[begin Data provided]

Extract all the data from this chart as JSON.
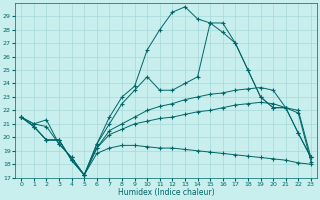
{
  "xlabel": "Humidex (Indice chaleur)",
  "bg_color": "#c8eeee",
  "grid_color": "#a8d8d8",
  "line_color": "#006666",
  "xlim": [
    -0.5,
    23.5
  ],
  "ylim": [
    17,
    30
  ],
  "yticks": [
    17,
    18,
    19,
    20,
    21,
    22,
    23,
    24,
    25,
    26,
    27,
    28,
    29
  ],
  "xticks": [
    0,
    1,
    2,
    3,
    4,
    5,
    6,
    7,
    8,
    9,
    10,
    11,
    12,
    13,
    14,
    15,
    16,
    17,
    18,
    19,
    20,
    21,
    22,
    23
  ],
  "line1": [
    21.5,
    21.0,
    21.3,
    19.5,
    18.5,
    17.2,
    19.5,
    21.5,
    23.0,
    23.8,
    26.5,
    28.0,
    29.3,
    29.7,
    28.8,
    28.5,
    28.5,
    27.0,
    25.0,
    23.0,
    22.2,
    22.2,
    20.3,
    18.5
  ],
  "line2": [
    21.5,
    21.0,
    20.8,
    19.5,
    18.5,
    17.2,
    19.5,
    21.0,
    22.5,
    23.5,
    24.5,
    23.5,
    23.5,
    24.0,
    24.5,
    28.5,
    27.8,
    27.0,
    25.0,
    23.0,
    22.2,
    22.2,
    20.3,
    18.5
  ],
  "line3": [
    21.5,
    20.8,
    19.8,
    19.8,
    18.3,
    17.2,
    19.2,
    20.5,
    21.0,
    21.5,
    22.0,
    22.3,
    22.5,
    22.8,
    23.0,
    23.2,
    23.3,
    23.5,
    23.6,
    23.7,
    23.5,
    22.2,
    22.0,
    18.5
  ],
  "line4": [
    21.5,
    20.8,
    19.8,
    19.8,
    18.3,
    17.2,
    19.2,
    20.2,
    20.6,
    21.0,
    21.2,
    21.4,
    21.5,
    21.7,
    21.9,
    22.0,
    22.2,
    22.4,
    22.5,
    22.6,
    22.5,
    22.2,
    21.8,
    18.2
  ],
  "line5": [
    21.5,
    20.8,
    19.8,
    19.8,
    18.3,
    17.2,
    18.8,
    19.2,
    19.4,
    19.4,
    19.3,
    19.2,
    19.2,
    19.1,
    19.0,
    18.9,
    18.8,
    18.7,
    18.6,
    18.5,
    18.4,
    18.3,
    18.1,
    18.0
  ]
}
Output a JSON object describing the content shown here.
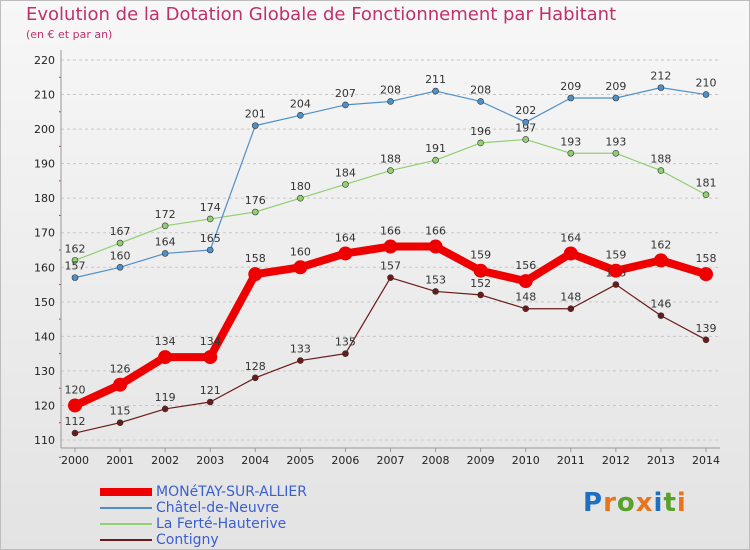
{
  "chart_data": {
    "type": "line",
    "title": "Evolution de la Dotation Globale de Fonctionnement par Habitant",
    "subtitle": "(en € et par an)",
    "x": [
      "2000",
      "2001",
      "2002",
      "2003",
      "2004",
      "2005",
      "2006",
      "2007",
      "2008",
      "2009",
      "2010",
      "2011",
      "2012",
      "2013",
      "2014"
    ],
    "ylim": [
      110,
      220
    ],
    "yticks": [
      110,
      120,
      130,
      140,
      150,
      160,
      170,
      180,
      190,
      200,
      210,
      220
    ],
    "grid": "horizontal dashed",
    "series": [
      {
        "name": "Contigny",
        "color": "#6b1a1a",
        "values": [
          112,
          115,
          119,
          121,
          128,
          133,
          135,
          157,
          153,
          152,
          148,
          148,
          155,
          146,
          139
        ]
      },
      {
        "name": "La Ferté-Hauterive",
        "color": "#90d070",
        "values": [
          162,
          167,
          172,
          174,
          176,
          180,
          184,
          188,
          191,
          196,
          197,
          193,
          193,
          188,
          181
        ]
      },
      {
        "name": "Châtel-de-Neuvre",
        "color": "#5090c8",
        "values": [
          157,
          160,
          164,
          165,
          201,
          204,
          207,
          208,
          211,
          208,
          202,
          209,
          209,
          212,
          210
        ]
      },
      {
        "name": "MONéTAY-SUR-ALLIER",
        "color": "#ee0000",
        "values": [
          120,
          126,
          134,
          134,
          158,
          160,
          164,
          166,
          166,
          159,
          156,
          164,
          159,
          162,
          158
        ]
      }
    ],
    "legend_order": [
      "MONéTAY-SUR-ALLIER",
      "Châtel-de-Neuvre",
      "La Ferté-Hauterive",
      "Contigny"
    ]
  },
  "logo": {
    "text": "Proxiti",
    "letters": [
      "P",
      "r",
      "o",
      "x",
      "i",
      "t",
      "i"
    ],
    "colors": [
      "#1f6fc0",
      "#e8741c",
      "#5aa02c",
      "#e8741c",
      "#1f6fc0",
      "#5aa02c",
      "#e8741c"
    ]
  }
}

[end Data provided]

◆ **Do this**: The entries above should be reproduced exactly, without their pictures.

◆ **Exercise solution**:
Extract all the data from this chart as JSON.
{
  "xlabel": "Humidex (Indice chaleur)",
  "bg_color": "#c8eeee",
  "grid_color": "#a8d8d8",
  "line_color": "#006666",
  "xlim": [
    -0.5,
    23.5
  ],
  "ylim": [
    17,
    30
  ],
  "yticks": [
    17,
    18,
    19,
    20,
    21,
    22,
    23,
    24,
    25,
    26,
    27,
    28,
    29
  ],
  "xticks": [
    0,
    1,
    2,
    3,
    4,
    5,
    6,
    7,
    8,
    9,
    10,
    11,
    12,
    13,
    14,
    15,
    16,
    17,
    18,
    19,
    20,
    21,
    22,
    23
  ],
  "line1": [
    21.5,
    21.0,
    21.3,
    19.5,
    18.5,
    17.2,
    19.5,
    21.5,
    23.0,
    23.8,
    26.5,
    28.0,
    29.3,
    29.7,
    28.8,
    28.5,
    28.5,
    27.0,
    25.0,
    23.0,
    22.2,
    22.2,
    20.3,
    18.5
  ],
  "line2": [
    21.5,
    21.0,
    20.8,
    19.5,
    18.5,
    17.2,
    19.5,
    21.0,
    22.5,
    23.5,
    24.5,
    23.5,
    23.5,
    24.0,
    24.5,
    28.5,
    27.8,
    27.0,
    25.0,
    23.0,
    22.2,
    22.2,
    20.3,
    18.5
  ],
  "line3": [
    21.5,
    20.8,
    19.8,
    19.8,
    18.3,
    17.2,
    19.2,
    20.5,
    21.0,
    21.5,
    22.0,
    22.3,
    22.5,
    22.8,
    23.0,
    23.2,
    23.3,
    23.5,
    23.6,
    23.7,
    23.5,
    22.2,
    22.0,
    18.5
  ],
  "line4": [
    21.5,
    20.8,
    19.8,
    19.8,
    18.3,
    17.2,
    19.2,
    20.2,
    20.6,
    21.0,
    21.2,
    21.4,
    21.5,
    21.7,
    21.9,
    22.0,
    22.2,
    22.4,
    22.5,
    22.6,
    22.5,
    22.2,
    21.8,
    18.2
  ],
  "line5": [
    21.5,
    20.8,
    19.8,
    19.8,
    18.3,
    17.2,
    18.8,
    19.2,
    19.4,
    19.4,
    19.3,
    19.2,
    19.2,
    19.1,
    19.0,
    18.9,
    18.8,
    18.7,
    18.6,
    18.5,
    18.4,
    18.3,
    18.1,
    18.0
  ]
}
Output a JSON object describing the content shown here.
{
  "chart_data": {
    "type": "line",
    "title": "Evolution de la Dotation Globale de Fonctionnement par Habitant",
    "subtitle": "(en € et par an)",
    "x": [
      "2000",
      "2001",
      "2002",
      "2003",
      "2004",
      "2005",
      "2006",
      "2007",
      "2008",
      "2009",
      "2010",
      "2011",
      "2012",
      "2013",
      "2014"
    ],
    "ylim": [
      110,
      220
    ],
    "yticks": [
      110,
      120,
      130,
      140,
      150,
      160,
      170,
      180,
      190,
      200,
      210,
      220
    ],
    "grid": "horizontal dashed",
    "series": [
      {
        "name": "Contigny",
        "color": "#6b1a1a",
        "values": [
          112,
          115,
          119,
          121,
          128,
          133,
          135,
          157,
          153,
          152,
          148,
          148,
          155,
          146,
          139
        ]
      },
      {
        "name": "La Ferté-Hauterive",
        "color": "#90d070",
        "values": [
          162,
          167,
          172,
          174,
          176,
          180,
          184,
          188,
          191,
          196,
          197,
          193,
          193,
          188,
          181
        ]
      },
      {
        "name": "Châtel-de-Neuvre",
        "color": "#5090c8",
        "values": [
          157,
          160,
          164,
          165,
          201,
          204,
          207,
          208,
          211,
          208,
          202,
          209,
          209,
          212,
          210
        ]
      },
      {
        "name": "MONéTAY-SUR-ALLIER",
        "color": "#ee0000",
        "values": [
          120,
          126,
          134,
          134,
          158,
          160,
          164,
          166,
          166,
          159,
          156,
          164,
          159,
          162,
          158
        ]
      }
    ],
    "legend_order": [
      "MONéTAY-SUR-ALLIER",
      "Châtel-de-Neuvre",
      "La Ferté-Hauterive",
      "Contigny"
    ]
  },
  "logo": {
    "text": "Proxiti",
    "letters": [
      "P",
      "r",
      "o",
      "x",
      "i",
      "t",
      "i"
    ],
    "colors": [
      "#1f6fc0",
      "#e8741c",
      "#5aa02c",
      "#e8741c",
      "#1f6fc0",
      "#5aa02c",
      "#e8741c"
    ]
  }
}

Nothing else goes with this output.